> AIM OF THE TASK:
Retype all of the data. Every line must match exactly.

[Data excerpts]
◇ ◇ ◇ ◇

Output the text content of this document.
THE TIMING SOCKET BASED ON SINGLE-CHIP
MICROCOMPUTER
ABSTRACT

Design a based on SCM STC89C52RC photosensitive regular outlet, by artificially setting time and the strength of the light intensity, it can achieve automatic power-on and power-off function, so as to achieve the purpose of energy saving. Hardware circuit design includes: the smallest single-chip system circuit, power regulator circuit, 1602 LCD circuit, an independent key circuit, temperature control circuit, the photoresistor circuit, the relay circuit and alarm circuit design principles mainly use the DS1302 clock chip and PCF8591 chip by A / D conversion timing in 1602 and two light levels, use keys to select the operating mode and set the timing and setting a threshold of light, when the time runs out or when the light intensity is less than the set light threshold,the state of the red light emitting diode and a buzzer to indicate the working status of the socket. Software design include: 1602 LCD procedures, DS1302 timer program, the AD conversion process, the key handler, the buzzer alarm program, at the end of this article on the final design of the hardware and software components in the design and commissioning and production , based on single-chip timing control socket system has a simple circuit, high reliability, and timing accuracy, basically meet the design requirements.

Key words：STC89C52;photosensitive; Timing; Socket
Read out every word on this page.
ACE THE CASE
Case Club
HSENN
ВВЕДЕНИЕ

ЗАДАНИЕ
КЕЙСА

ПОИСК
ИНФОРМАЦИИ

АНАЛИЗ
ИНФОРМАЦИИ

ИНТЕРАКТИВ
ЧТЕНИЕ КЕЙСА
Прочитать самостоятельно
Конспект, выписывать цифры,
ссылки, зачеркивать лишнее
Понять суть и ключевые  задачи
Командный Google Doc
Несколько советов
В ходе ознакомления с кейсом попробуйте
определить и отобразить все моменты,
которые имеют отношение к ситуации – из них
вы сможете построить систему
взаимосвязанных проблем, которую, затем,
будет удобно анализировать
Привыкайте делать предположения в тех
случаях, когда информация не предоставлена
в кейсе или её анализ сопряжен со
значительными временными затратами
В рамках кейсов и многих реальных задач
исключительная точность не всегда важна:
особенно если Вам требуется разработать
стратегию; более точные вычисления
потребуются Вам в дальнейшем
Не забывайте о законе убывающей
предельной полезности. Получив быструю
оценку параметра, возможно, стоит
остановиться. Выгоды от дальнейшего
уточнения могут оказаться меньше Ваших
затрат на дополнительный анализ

◇ ◇ ◇ ◇

> RESULT:
Output the text content of this document.
THE TIMING SOCKET BASED ON SINGLE-CHIP
MICROCOMPUTER
ABSTRACT

Design a based on SCM STC89C52RC photosensitive regular outlet, by artificially setting time and the strength of the light intensity, it can achieve automatic power-on and power-off function, so as to achieve the purpose of energy saving. Hardware circuit design includes: the smallest single-chip system circuit, power regulator circuit, 1602 LCD circuit, an independent key circuit, temperature control circuit, the photoresistor circuit, the relay circuit and alarm circuit design principles mainly use the DS1302 clock chip and PCF8591 chip by A / D conversion timing in 1602 and two light levels, use keys to select the operating mode and set the timing and setting a threshold of light, when the time runs out or when the light intensity is less than the set light threshold,the state of the red light emitting diode and a buzzer to indicate the working status of the socket. Software design include: 1602 LCD procedures, DS1302 timer program, the AD conversion process, the key handler, the buzzer alarm program, at the end of this article on the final design of the hardware and software components in the design and commissioning and production , based on single-chip timing control socket system has a simple circuit, high reliability, and timing accuracy, basically meet the design requirements.

Key words：STC89C52;photosensitive; Timing; Socket
Read out every word on this page.
ACE THE CASE
Case Club
HSENN
ВВЕДЕНИЕ

ЗАДАНИЕ
КЕЙСА

ПОИСК
ИНФОРМАЦИИ

АНАЛИЗ
ИНФОРМАЦИИ

ИНТЕРАКТИВ
ЧТЕНИЕ КЕЙСА
Прочитать самостоятельно
Конспект, выписывать цифры,
ссылки, зачеркивать лишнее
Понять суть и ключевые  задачи
Командный Google Doc
Несколько советов
В ходе ознакомления с кейсом попробуйте
определить и отобразить все моменты,
которые имеют отношение к ситуации – из них
вы сможете построить систему
взаимосвязанных проблем, которую, затем,
будет удобно анализировать
Привыкайте делать предположения в тех
случаях, когда информация не предоставлена
в кейсе или её анализ сопряжен со
значительными временными затратами
В рамках кейсов и многих реальных задач
исключительная точность не всегда важна:
особенно если Вам требуется разработать
стратегию; более точные вычисления
потребуются Вам в дальнейшем
Не забывайте о законе убывающей
предельной полезности. Получив быструю
оценку параметра, возможно, стоит
остановиться. Выгоды от дальнейшего
уточнения могут оказаться меньше Ваших
затрат на дополнительный анализ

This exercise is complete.